═══ DATASET ENTRIES

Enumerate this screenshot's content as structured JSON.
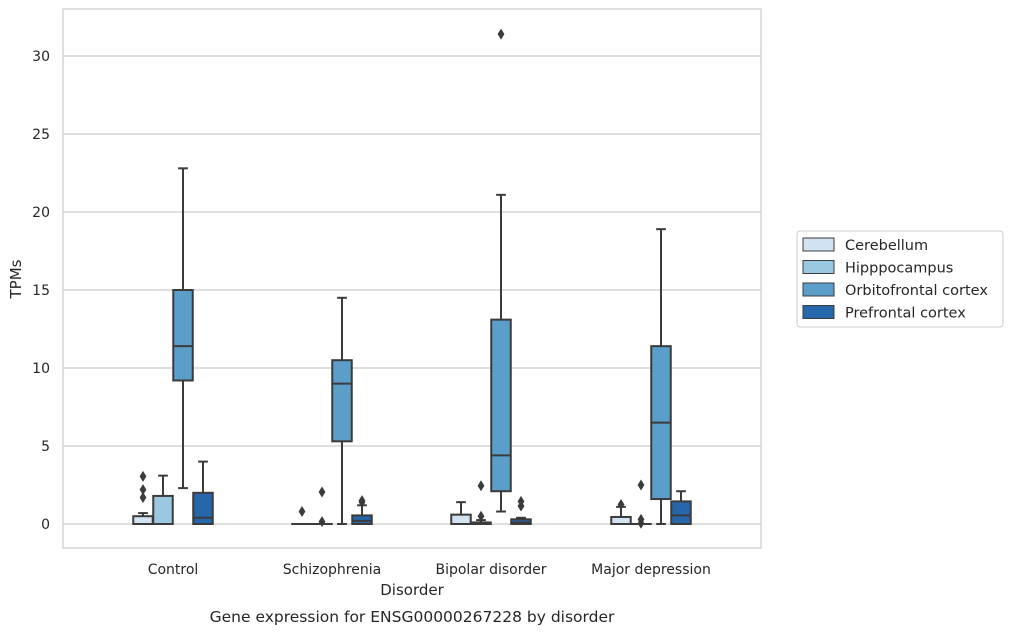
{
  "chart_data": {
    "type": "box",
    "caption": "Gene expression for ENSG00000267228 by disorder",
    "xlabel": "Disorder",
    "ylabel": "TPMs",
    "ylim": [
      -1.5,
      33
    ],
    "yticks": [
      0,
      5,
      10,
      15,
      20,
      25,
      30
    ],
    "grid": "horizontal",
    "legend_position": "right",
    "categories": [
      "Control",
      "Schizophrenia",
      "Bipolar disorder",
      "Major depression"
    ],
    "series": [
      {
        "name": "Cerebellum",
        "color": "#d1e2f2",
        "boxes": [
          {
            "whislo": 0,
            "q1": 0,
            "med": 0,
            "q3": 0.5,
            "whishi": 0.7,
            "fliers": [
              1.7,
              2.2,
              3.05
            ]
          },
          {
            "whislo": 0,
            "q1": 0,
            "med": 0,
            "q3": 0,
            "whishi": 0,
            "fliers": [
              0.8
            ]
          },
          {
            "whislo": 0,
            "q1": 0,
            "med": 0,
            "q3": 0.6,
            "whishi": 1.4,
            "fliers": []
          },
          {
            "whislo": 0,
            "q1": 0,
            "med": 0,
            "q3": 0.45,
            "whishi": 1.1,
            "fliers": [
              1.25
            ]
          }
        ]
      },
      {
        "name": "Hipppocampus",
        "color": "#9ac8e0",
        "boxes": [
          {
            "whislo": 0,
            "q1": 0,
            "med": 0,
            "q3": 1.8,
            "whishi": 3.1,
            "fliers": []
          },
          {
            "whislo": 0,
            "q1": 0,
            "med": 0,
            "q3": 0,
            "whishi": 0,
            "fliers": [
              0.15,
              2.05
            ]
          },
          {
            "whislo": 0,
            "q1": 0,
            "med": 0,
            "q3": 0.1,
            "whishi": 0.25,
            "fliers": [
              0.5,
              2.45
            ]
          },
          {
            "whislo": 0,
            "q1": 0,
            "med": 0,
            "q3": 0,
            "whishi": 0,
            "fliers": [
              0.05,
              0.3,
              2.5
            ]
          }
        ]
      },
      {
        "name": "Orbitofrontal cortex",
        "color": "#5a9ec9",
        "boxes": [
          {
            "whislo": 2.3,
            "q1": 9.2,
            "med": 11.4,
            "q3": 15.0,
            "whishi": 22.8,
            "fliers": []
          },
          {
            "whislo": 0,
            "q1": 5.3,
            "med": 9.0,
            "q3": 10.5,
            "whishi": 14.5,
            "fliers": []
          },
          {
            "whislo": 0.8,
            "q1": 2.1,
            "med": 4.4,
            "q3": 13.1,
            "whishi": 21.1,
            "fliers": [
              31.4
            ]
          },
          {
            "whislo": 0,
            "q1": 1.6,
            "med": 6.5,
            "q3": 11.4,
            "whishi": 18.9,
            "fliers": []
          }
        ]
      },
      {
        "name": "Prefrontal cortex",
        "color": "#2666ab",
        "boxes": [
          {
            "whislo": 0,
            "q1": 0,
            "med": 0.4,
            "q3": 2.0,
            "whishi": 4.0,
            "fliers": []
          },
          {
            "whislo": 0,
            "q1": 0,
            "med": 0.2,
            "q3": 0.55,
            "whishi": 1.2,
            "fliers": [
              1.4,
              1.5
            ]
          },
          {
            "whislo": 0,
            "q1": 0,
            "med": 0.1,
            "q3": 0.3,
            "whishi": 0.4,
            "fliers": [
              1.15,
              1.45
            ]
          },
          {
            "whislo": 0,
            "q1": 0,
            "med": 0.55,
            "q3": 1.45,
            "whishi": 2.1,
            "fliers": []
          }
        ]
      }
    ]
  }
}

══════

= GIVEN TASK =
Out of the records, collect only those lines that contain the string "name".

= ANSWER TO THIS TASK =
        "name": "Cerebellum",
        "name": "Hipppocampus",
        "name": "Orbitofrontal cortex",
        "name": "Prefrontal cortex",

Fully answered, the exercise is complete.